▶ _Provided text_:

_____

Whilst the past few months have been difficult, many people have appreciated the lack of traffic and the noticeable improvement in air quality. People are also worried that traffic levels will return worse than before if people are reluctant to use public transport. And they want to make the trading environment for our local businesses as attractive as possible as the recovery gathers pace.
Communities across London are seeing benefits of Low Traffic Neighbourhoods. These are where through traffic is cut from an area whilst access for residents, visitors, deliveries is freely allowed. Where they have been implemented in Waltham Forest, streets are safer, air quality has improved, businesses are thriving, and more people are making greener, healthier travel choices. You can see more information in this short film:
The Dartmouth Park Neighbourhood Forum’s Neighbourhood Plan passed a local referendum in February with over 1000 votes cast, 88% in favour. The Plan includes several policies and projects that support walking and cycling, traffic reduction, our local businesses and healthy lifestyles – all of which have become more important since then.

_____

▶ _Information provided_:

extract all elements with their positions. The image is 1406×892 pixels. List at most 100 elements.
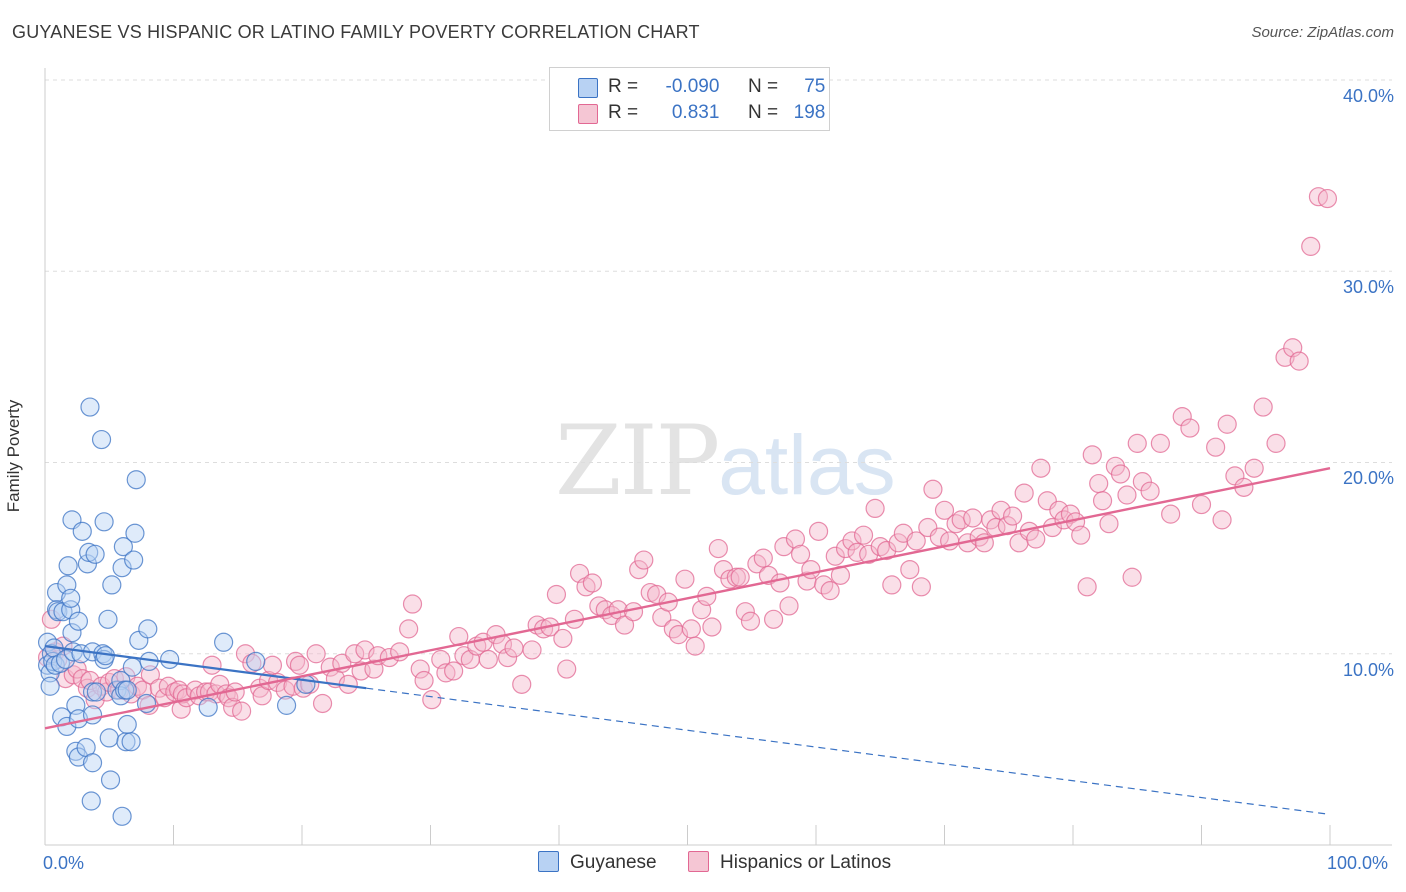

_____

▶ _Goals_:
(A) From the traffic passage, pull out the section from "Whilst the past" to "recovery gathers pace." word for word.
(B) Answer these from the traffic passage:
(i) In which borough have Low Traffic Neighbourhoods been put in place?
(ii) In what month did the Neighbourhood Plan pass its local referendum?
(iii) What percentage of votes were cast in favor of the plan?

▶ _Written responses_:
(A)
Whilst the past few months have been difficult, many people have appreciated the lack of traffic and the noticeable improvement in air quality. People are also worried that traffic levels will return worse than before if people are reluctant to use public transport. And they want to make the trading environment for our local businesses as attractive as possible as the recovery gathers pace.

(B)
(i) Waltham Forest
(ii) February
(iii) 88%